> **Given instruction**
Pull out the lines from the one containing "Decode this image" through the final line of the listing below and repeat them exactly. Leave the pictures behind.

> **Input records**
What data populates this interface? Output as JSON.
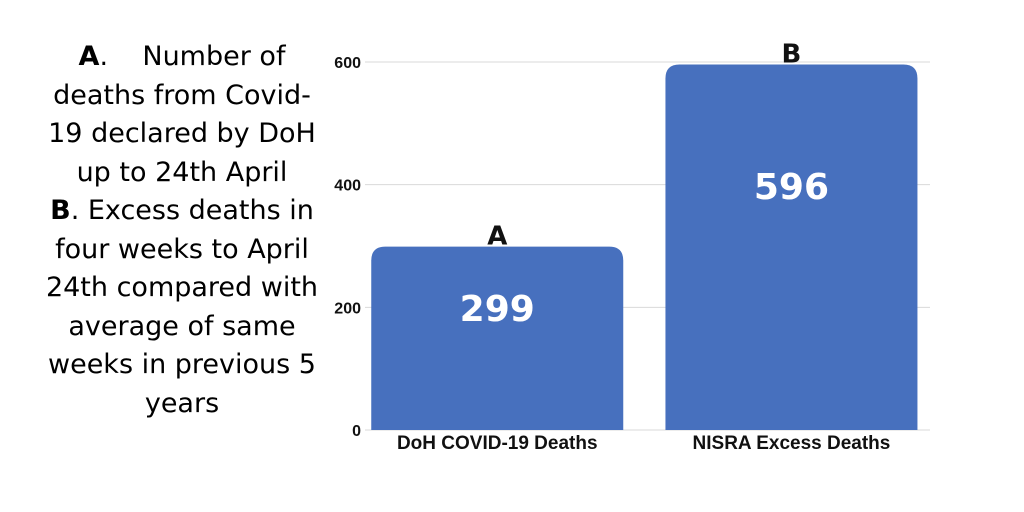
{
  "notes": {
    "a_letter": "A",
    "a_text": "Number of deaths from Covid-19 declared by DoH up to 24th April",
    "b_letter": "B",
    "b_text": "Excess deaths in four weeks to April 24th compared with average of same weeks in previous 5 years"
  },
  "chart_data": {
    "type": "bar",
    "categories": [
      "DoH COVID-19 Deaths",
      "NISRA Excess Deaths"
    ],
    "values": [
      299,
      596
    ],
    "bar_letters": [
      "A",
      "B"
    ],
    "data_labels": [
      "299",
      "596"
    ],
    "yticks": [
      0,
      200,
      400,
      600
    ],
    "ylim": [
      0,
      600
    ],
    "title": "",
    "xlabel": "",
    "ylabel": "",
    "grid": true,
    "colors": {
      "bar": "#4770BE",
      "grid": "#d9d9d9",
      "label": "#ffffff"
    }
  }
}
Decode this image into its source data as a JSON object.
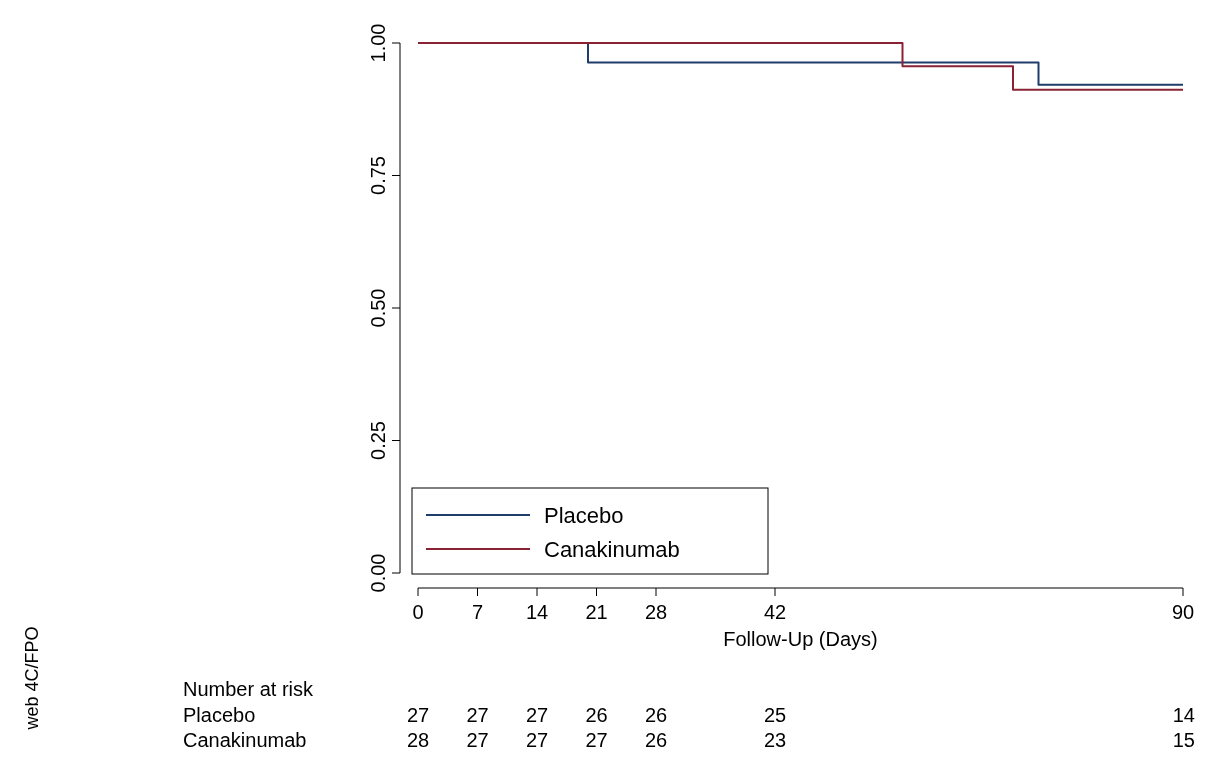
{
  "chart_data": {
    "type": "step",
    "xlabel": "Follow-Up (Days)",
    "xlim": [
      0,
      90
    ],
    "xticks": [
      0,
      7,
      14,
      21,
      28,
      42,
      90
    ],
    "ylim": [
      0,
      1
    ],
    "yticks": [
      {
        "value": 0,
        "label": "0.00"
      },
      {
        "value": 0.25,
        "label": "0.25"
      },
      {
        "value": 0.5,
        "label": "0.50"
      },
      {
        "value": 0.75,
        "label": "0.75"
      },
      {
        "value": 1,
        "label": "1.00"
      }
    ],
    "grid": false,
    "legend": "bottom left",
    "series": [
      {
        "name": "Placebo",
        "color": "#1f3d6b",
        "x": [
          0,
          20,
          73,
          90
        ],
        "values": [
          1,
          0.963,
          0.921,
          0.921
        ]
      },
      {
        "name": "Canakinumab",
        "color": "#8b2234",
        "x": [
          0,
          57,
          70,
          90
        ],
        "values": [
          1,
          0.956,
          0.912,
          0.912
        ]
      }
    ],
    "annotations": [
      "Number at risk",
      "Placebo",
      "27",
      "27",
      "27",
      "26",
      "26",
      "25",
      "14",
      "Canakinumab",
      "28",
      "27",
      "27",
      "27",
      "26",
      "23",
      "15",
      "web 4C/FPO"
    ]
  }
}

> **Solution below**
Decode this image into its source data as a JSON object.
{
  "chart_data": {
    "type": "step",
    "xlabel": "Follow-Up (Days)",
    "xlim": [
      0,
      90
    ],
    "xticks": [
      0,
      7,
      14,
      21,
      28,
      42,
      90
    ],
    "ylim": [
      0,
      1
    ],
    "yticks": [
      {
        "value": 0,
        "label": "0.00"
      },
      {
        "value": 0.25,
        "label": "0.25"
      },
      {
        "value": 0.5,
        "label": "0.50"
      },
      {
        "value": 0.75,
        "label": "0.75"
      },
      {
        "value": 1,
        "label": "1.00"
      }
    ],
    "grid": false,
    "legend": "bottom left",
    "series": [
      {
        "name": "Placebo",
        "color": "#1f3d6b",
        "x": [
          0,
          20,
          73,
          90
        ],
        "values": [
          1,
          0.963,
          0.921,
          0.921
        ]
      },
      {
        "name": "Canakinumab",
        "color": "#8b2234",
        "x": [
          0,
          57,
          70,
          90
        ],
        "values": [
          1,
          0.956,
          0.912,
          0.912
        ]
      }
    ],
    "annotations": [
      "Number at risk",
      "Placebo",
      "27",
      "27",
      "27",
      "26",
      "26",
      "25",
      "14",
      "Canakinumab",
      "28",
      "27",
      "27",
      "27",
      "26",
      "23",
      "15",
      "web 4C/FPO"
    ]
  }
}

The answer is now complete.